━━━ Extract to read

Losing Coverage Makes Prevention Critical

Wildfires put more than land at risk—insurance is on the line too.

Preventing wildfires is no longer just about protecting forests—it’s about protecting homes, communities, and livelihoods. As fire seasons grow longer and more destructive each year, residents are facing another challenge: losing their insurance coverage. Cancellations and skyrocketing premiums have left many without affordable options. This growing crisis makes proactive prevention more urgent than ever.

One of the most effective and environmentally sound approaches comes in the form of a surprisingly simple partner: goats. Managed goat grazing is proving to be a natural and cost-effective way to reduce hazardous fuels, control invasive weeds, and restore damaged ecosystems. Unlike machinery, goats can access steep hillsides, rocky outcrops, and sensitive areas like streams or wetlands. Unlike chemicals, they leave behind no toxins—only nutrient-rich manure that fertilizes and revives the soil. By reducing fire risk, goat grazing helps protect not just land but also the insurability of entire communities.

Goats are more than just eaters; they are ecological engineers.

When a herd moves across a site, the goats quickly snap off weed flowers, strip away the leaves, and grind seeds so they cannot germinate again. This breaks the weed’s life cycle and gives native plants a chance to reclaim space. As they graze, the goats’ hooves lightly churn and aerate the soil, pressing in organic matter and helping water soak in. In one pass, they provide fuel reduction, soil improvement, seedbed preparation, and fertilizer—jobs that no single machine can replicate.

Few people have advanced this work as far as Lani Malmberg, founder of Goat Green LLC. In 1996, with her two young sons by her side, she set out to create an alternative to the chemical-intensive approaches dominating land management. Today, her herd of more than 1,000 goats travels across the country, working on fire mitigation, invasive plant control, soil regeneration, and watershed restoration projects. These efforts not only restore land but also help homeowners and municipalities maintain coverage by lowering the risks insurers look at most closely.

━━━━━━
━━━ Given records

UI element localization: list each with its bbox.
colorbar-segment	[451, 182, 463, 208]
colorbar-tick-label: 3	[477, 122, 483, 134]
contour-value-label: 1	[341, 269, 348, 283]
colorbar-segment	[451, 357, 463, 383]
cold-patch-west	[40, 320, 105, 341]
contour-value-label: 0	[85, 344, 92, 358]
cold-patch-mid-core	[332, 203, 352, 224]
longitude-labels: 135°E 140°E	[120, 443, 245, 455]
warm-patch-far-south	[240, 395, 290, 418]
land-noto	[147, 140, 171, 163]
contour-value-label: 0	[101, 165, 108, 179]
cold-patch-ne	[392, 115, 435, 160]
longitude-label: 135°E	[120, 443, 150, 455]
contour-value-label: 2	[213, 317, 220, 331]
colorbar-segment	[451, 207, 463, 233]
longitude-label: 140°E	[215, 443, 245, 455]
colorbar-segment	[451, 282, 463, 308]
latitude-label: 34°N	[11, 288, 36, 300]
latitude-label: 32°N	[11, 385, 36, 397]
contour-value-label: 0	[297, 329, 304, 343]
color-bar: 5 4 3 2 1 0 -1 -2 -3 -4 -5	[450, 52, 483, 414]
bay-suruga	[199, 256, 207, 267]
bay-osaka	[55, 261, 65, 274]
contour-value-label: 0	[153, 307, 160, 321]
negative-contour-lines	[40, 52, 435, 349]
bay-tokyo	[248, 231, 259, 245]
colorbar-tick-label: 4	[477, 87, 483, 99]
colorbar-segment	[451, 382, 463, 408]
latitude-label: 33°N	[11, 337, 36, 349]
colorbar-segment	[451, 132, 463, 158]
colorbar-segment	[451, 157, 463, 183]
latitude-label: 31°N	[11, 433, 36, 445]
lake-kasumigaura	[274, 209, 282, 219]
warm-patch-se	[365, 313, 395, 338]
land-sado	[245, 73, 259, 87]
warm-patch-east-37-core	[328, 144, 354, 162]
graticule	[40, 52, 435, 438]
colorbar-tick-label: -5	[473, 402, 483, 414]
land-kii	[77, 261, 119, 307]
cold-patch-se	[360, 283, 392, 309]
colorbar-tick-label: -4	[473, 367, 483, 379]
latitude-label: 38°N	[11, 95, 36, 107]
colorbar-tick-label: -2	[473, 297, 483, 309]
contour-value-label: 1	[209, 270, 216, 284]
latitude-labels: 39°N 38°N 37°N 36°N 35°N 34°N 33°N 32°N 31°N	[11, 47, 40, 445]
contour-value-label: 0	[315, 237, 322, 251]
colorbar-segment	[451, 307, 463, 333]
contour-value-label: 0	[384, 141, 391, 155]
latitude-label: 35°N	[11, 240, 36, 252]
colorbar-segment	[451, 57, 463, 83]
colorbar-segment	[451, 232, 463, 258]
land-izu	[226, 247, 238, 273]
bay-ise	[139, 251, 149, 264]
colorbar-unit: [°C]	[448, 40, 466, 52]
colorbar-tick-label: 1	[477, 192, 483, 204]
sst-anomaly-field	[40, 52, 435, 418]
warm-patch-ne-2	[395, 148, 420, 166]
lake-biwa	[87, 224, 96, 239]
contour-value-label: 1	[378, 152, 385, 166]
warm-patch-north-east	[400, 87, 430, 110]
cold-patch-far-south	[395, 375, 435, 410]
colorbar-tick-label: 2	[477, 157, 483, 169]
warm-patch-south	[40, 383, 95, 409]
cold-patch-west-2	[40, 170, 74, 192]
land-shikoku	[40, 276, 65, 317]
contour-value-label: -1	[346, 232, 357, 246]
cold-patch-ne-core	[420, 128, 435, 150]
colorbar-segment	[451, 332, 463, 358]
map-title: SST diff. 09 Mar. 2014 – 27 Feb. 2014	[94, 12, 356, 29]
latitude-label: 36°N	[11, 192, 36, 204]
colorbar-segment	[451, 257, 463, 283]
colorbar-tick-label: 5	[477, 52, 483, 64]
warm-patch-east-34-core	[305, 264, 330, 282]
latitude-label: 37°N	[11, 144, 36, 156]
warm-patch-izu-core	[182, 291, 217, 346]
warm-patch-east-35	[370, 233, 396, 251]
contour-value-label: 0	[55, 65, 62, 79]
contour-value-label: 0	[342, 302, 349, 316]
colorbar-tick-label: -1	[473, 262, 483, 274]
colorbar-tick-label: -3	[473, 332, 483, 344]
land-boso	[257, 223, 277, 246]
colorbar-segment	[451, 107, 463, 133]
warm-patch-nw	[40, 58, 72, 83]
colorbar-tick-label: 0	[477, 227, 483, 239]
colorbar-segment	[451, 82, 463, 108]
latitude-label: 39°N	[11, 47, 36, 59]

━━━━━━

▸ Tasks and exercises
1) According to the wildfire article, how many goats are in Lani Malmberg's herd today?
2) Duplicate the part of the wildfire article starting with "Preventing wildfires is" and going on through "urgent than ever.".

▸ Per-task answers
1) More than 1,000 goats.

2)
Preventing wildfires is no longer just about protecting forests—it’s about protecting homes, communities, and livelihoods. As fire seasons grow longer and more destructive each year, residents are facing another challenge: losing their insurance coverage. Cancellations and skyrocketing premiums have left many without affordable options. This growing crisis makes proactive prevention more urgent than ever.